---- Provided text

Passengers had to endure more travel misery on a key Scotland to London rail route yesterday.
Passengers had to endure more travel misery on a key Scotland to London rail route yesterday.
Virgin Trains had to cancel one service in three between London and Birmingham and between London and Manchester on the west coast main line following an earlier overhead cable problem at Watford in Hertfordshire.
Meanwhile in Scotland, Virgin was one of a number of train operating companies affected by signalling problems in the Rutherglen area.
This caused some services run by Virgin and CrossCountry to terminate at Motherwell rather than at Glasgow Central, while ScotRail had to run a replacement bus service between Whifflet and Cambuslang.
The Watford incident halted services in and out of London's Euston station on Sunday. The problems with the power lines came two days after the busy west coast route was closed when a light plane crashed on to it at Little Haywood, near Stafford, on Friday. The crash claimed the lives of three people - pilot Alan Matthews and married passengers Nick and Emma O'Brien - and left thousands of rail passengers stranded as services were halted.
Virgin Trains spokesman Jim Rowe said yesterday: "Following the plane crash and the problems at Watford, we have had to reduce the service."
This is the second New Year running that passengers have had to contend with travel disruption on the west coast main line.
Last year extensive engineering work at Rugby overran, as did work at two other sites, leading to the Office of Rail Regulation fining Network Rail a record £14m.
In other disruptions, CrossCountry and First Great Western services were delayed by signalling difficulties in Oxfordshire and National Express East Anglia trains were unable to call at Colchester Town station in Essex due to signalling problems.

--------
---- Extracted entries

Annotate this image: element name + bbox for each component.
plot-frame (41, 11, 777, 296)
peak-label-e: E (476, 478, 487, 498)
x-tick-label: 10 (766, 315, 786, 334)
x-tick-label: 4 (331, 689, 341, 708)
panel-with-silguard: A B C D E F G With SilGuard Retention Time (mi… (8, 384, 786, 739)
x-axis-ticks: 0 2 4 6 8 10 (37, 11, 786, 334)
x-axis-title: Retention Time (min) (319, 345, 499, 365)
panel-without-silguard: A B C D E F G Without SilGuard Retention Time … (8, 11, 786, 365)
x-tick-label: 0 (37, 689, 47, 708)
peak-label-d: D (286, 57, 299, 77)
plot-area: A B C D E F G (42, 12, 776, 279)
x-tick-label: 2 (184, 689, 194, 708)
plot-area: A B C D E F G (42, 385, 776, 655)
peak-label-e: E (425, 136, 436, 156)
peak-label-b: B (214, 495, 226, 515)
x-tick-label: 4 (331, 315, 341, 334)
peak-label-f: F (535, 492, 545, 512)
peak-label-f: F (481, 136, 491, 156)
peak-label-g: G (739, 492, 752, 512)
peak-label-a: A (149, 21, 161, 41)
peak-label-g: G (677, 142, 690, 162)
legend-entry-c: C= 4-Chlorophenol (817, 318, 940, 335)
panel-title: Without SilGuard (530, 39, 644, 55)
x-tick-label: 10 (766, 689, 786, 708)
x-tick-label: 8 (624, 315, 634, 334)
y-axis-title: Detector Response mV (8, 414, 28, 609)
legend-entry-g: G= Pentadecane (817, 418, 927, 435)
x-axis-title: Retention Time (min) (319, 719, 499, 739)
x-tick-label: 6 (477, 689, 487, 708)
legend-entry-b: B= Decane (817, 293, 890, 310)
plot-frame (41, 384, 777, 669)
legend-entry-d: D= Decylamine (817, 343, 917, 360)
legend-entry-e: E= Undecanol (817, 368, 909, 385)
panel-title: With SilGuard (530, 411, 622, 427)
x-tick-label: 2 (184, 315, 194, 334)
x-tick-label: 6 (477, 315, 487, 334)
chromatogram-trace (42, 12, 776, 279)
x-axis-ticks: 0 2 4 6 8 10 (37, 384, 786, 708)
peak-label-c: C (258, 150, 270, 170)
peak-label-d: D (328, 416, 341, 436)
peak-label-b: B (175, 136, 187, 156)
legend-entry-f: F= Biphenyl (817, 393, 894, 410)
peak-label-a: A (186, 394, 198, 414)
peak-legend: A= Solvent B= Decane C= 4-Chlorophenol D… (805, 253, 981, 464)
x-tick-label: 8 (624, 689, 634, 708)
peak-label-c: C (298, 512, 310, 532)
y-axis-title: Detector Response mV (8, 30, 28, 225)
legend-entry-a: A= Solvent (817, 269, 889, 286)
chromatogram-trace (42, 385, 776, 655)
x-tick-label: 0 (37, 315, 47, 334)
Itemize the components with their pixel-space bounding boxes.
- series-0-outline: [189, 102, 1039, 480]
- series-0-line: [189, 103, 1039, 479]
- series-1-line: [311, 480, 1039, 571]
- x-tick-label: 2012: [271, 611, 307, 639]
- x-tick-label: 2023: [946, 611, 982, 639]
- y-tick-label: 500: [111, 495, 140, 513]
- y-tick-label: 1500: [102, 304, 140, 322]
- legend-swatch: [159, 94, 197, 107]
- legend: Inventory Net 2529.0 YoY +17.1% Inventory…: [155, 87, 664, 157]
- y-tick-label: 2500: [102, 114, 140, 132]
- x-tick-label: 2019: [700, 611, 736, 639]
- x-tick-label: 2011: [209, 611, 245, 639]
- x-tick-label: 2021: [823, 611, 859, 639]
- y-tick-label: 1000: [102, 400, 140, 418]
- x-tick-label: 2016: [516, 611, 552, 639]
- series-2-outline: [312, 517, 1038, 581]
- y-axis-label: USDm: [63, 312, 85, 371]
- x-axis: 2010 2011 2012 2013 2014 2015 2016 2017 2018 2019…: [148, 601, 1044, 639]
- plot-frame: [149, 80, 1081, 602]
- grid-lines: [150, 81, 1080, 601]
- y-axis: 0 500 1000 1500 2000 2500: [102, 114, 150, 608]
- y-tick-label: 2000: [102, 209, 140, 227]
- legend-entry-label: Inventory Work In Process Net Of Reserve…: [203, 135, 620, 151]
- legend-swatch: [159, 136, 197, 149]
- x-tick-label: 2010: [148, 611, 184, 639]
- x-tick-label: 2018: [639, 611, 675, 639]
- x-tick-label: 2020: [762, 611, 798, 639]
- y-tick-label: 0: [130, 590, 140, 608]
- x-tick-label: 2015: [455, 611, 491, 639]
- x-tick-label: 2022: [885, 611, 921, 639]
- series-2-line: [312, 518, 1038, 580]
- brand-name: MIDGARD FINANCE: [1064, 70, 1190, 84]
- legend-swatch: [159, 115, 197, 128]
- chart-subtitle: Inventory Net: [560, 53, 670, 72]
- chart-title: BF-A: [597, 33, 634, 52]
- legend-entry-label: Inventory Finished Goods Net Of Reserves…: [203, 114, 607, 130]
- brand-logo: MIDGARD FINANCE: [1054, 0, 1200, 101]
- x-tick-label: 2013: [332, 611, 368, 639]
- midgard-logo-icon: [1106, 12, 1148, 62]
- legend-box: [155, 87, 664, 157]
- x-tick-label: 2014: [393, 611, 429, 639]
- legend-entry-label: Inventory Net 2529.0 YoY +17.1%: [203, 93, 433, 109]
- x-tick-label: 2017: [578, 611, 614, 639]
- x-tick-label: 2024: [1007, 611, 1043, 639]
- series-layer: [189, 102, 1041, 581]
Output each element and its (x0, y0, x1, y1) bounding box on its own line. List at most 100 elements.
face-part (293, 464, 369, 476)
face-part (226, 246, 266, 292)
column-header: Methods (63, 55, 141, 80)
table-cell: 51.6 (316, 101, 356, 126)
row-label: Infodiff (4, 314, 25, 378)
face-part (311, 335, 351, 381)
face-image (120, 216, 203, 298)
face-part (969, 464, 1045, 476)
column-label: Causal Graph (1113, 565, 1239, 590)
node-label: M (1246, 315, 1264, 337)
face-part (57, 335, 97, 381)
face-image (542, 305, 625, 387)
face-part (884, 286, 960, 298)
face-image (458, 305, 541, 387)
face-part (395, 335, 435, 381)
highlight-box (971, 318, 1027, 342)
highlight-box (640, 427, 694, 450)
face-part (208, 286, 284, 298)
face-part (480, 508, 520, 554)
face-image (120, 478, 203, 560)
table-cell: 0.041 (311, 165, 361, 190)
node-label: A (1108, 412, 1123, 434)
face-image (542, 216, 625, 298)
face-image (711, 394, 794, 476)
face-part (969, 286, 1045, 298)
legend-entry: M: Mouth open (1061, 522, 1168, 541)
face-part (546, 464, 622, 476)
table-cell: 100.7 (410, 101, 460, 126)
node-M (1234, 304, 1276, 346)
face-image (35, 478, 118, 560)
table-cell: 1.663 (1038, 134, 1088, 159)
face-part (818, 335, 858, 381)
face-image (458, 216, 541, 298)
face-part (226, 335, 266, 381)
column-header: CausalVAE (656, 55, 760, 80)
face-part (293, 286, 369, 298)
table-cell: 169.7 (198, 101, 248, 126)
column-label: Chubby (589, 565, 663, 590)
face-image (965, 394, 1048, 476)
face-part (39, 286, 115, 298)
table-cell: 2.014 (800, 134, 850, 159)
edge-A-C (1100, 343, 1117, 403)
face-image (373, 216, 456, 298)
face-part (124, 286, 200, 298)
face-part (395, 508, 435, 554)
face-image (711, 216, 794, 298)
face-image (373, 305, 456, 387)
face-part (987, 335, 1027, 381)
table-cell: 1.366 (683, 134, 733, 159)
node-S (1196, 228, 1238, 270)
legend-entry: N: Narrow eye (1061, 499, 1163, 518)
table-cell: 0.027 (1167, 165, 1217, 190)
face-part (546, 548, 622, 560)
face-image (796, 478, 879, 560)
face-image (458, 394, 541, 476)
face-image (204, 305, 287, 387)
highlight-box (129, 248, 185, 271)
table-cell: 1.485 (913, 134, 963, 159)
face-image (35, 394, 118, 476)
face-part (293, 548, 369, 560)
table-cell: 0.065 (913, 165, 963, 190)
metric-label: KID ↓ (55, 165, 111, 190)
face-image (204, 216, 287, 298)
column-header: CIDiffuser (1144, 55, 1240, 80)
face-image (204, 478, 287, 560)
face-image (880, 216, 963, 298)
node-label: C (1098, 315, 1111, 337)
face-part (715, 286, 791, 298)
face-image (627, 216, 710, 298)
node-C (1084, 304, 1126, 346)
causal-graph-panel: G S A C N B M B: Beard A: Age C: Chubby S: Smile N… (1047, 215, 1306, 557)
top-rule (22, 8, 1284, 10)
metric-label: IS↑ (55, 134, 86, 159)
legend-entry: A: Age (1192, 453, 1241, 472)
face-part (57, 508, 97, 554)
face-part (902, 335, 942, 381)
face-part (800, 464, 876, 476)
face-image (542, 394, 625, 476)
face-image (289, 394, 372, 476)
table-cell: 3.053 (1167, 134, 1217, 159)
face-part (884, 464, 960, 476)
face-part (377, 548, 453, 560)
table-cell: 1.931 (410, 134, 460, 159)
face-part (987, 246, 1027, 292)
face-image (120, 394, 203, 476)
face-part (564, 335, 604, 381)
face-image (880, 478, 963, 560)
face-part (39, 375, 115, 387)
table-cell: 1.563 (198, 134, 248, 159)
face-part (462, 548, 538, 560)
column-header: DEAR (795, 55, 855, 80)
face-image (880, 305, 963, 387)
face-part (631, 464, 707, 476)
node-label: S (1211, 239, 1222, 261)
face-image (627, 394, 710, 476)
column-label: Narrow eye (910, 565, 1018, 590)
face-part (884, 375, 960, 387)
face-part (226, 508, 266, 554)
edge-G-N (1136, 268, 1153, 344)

--------

Reproduce in full, word for word, the news report above on rail disruption on the west coast main line.

Passengers had to endure more travel misery on a key Scotland to London rail route yesterday.
Passengers had to endure more travel misery on a key Scotland to London rail route yesterday.
Virgin Trains had to cancel one service in three between London and Birmingham and between London and Manchester on the west coast main line following an earlier overhead cable problem at Watford in Hertfordshire.
Meanwhile in Scotland, Virgin was one of a number of train operating companies affected by signalling problems in the Rutherglen area.
This caused some services run by Virgin and CrossCountry to terminate at Motherwell rather than at Glasgow Central, while ScotRail had to run a replacement bus service between Whifflet and Cambuslang.
The Watford incident halted services in and out of London's Euston station on Sunday. The problems with the power lines came two days after the busy west coast route was closed when a light plane crashed on to it at Little Haywood, near Stafford, on Friday. The crash claimed the lives of three people - pilot Alan Matthews and married passengers Nick and Emma O'Brien - and left thousands of rail passengers stranded as services were halted.
Virgin Trains spokesman Jim Rowe said yesterday: "Following the plane crash and the problems at Watford, we have had to reduce the service."
This is the second New Year running that passengers have had to contend with travel disruption on the west coast main line.
Last year extensive engineering work at Rugby overran, as did work at two other sites, leading to the Office of Rail Regulation fining Network Rail a record £14m.
In other disruptions, CrossCountry and First Great Western services were delayed by signalling difficulties in Oxfordshire and National Express East Anglia trains were unable to call at Colchester Town station in Essex due to signalling problems.